• **Directions**
When a line of the records contains "Commensal", copy it.

• **Records supplied**
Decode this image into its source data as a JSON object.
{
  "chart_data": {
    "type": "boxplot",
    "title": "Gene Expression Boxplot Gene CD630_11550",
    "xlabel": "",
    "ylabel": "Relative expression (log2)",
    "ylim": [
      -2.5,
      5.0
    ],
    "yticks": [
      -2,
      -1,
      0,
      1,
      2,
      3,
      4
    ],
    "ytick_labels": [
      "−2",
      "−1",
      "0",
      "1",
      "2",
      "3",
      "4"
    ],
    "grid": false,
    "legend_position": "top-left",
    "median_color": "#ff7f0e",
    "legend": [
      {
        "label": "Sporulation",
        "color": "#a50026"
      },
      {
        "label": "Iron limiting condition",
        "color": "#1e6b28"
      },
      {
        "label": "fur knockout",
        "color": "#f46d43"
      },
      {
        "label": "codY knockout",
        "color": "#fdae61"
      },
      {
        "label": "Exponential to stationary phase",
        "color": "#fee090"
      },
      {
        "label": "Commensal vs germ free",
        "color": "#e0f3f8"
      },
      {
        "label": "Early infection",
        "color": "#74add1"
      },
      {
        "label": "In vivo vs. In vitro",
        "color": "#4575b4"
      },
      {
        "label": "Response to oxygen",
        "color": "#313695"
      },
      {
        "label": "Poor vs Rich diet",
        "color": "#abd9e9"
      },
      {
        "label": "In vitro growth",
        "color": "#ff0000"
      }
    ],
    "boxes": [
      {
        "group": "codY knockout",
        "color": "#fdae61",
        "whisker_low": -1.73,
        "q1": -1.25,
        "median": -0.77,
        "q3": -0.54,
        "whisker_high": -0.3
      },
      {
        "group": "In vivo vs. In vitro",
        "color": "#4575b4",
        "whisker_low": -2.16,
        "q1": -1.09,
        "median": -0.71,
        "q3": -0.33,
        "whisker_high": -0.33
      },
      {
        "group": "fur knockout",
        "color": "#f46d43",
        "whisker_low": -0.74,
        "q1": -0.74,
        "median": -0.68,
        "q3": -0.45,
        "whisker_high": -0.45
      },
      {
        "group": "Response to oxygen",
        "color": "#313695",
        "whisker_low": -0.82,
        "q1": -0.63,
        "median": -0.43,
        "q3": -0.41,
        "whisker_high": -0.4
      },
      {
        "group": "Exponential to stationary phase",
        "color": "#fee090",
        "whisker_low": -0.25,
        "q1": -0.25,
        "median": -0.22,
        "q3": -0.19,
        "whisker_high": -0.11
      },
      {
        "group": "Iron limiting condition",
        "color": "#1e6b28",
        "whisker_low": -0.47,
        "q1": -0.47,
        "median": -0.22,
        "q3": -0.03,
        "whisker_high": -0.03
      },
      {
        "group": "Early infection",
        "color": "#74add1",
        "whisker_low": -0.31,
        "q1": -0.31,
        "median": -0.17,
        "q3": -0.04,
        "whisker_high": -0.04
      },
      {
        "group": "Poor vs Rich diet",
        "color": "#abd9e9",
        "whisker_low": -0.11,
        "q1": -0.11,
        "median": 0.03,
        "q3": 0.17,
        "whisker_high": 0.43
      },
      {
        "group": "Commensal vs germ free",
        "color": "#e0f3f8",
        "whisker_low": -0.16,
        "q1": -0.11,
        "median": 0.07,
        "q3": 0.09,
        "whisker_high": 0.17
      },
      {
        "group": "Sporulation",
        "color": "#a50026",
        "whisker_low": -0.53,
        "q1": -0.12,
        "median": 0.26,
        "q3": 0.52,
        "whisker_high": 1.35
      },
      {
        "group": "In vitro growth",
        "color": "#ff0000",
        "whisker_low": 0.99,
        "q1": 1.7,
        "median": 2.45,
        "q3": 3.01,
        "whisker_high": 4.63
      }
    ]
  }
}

• **Your solution**
        "label": "Commensal vs germ free",
        "group": "Commensal vs germ free",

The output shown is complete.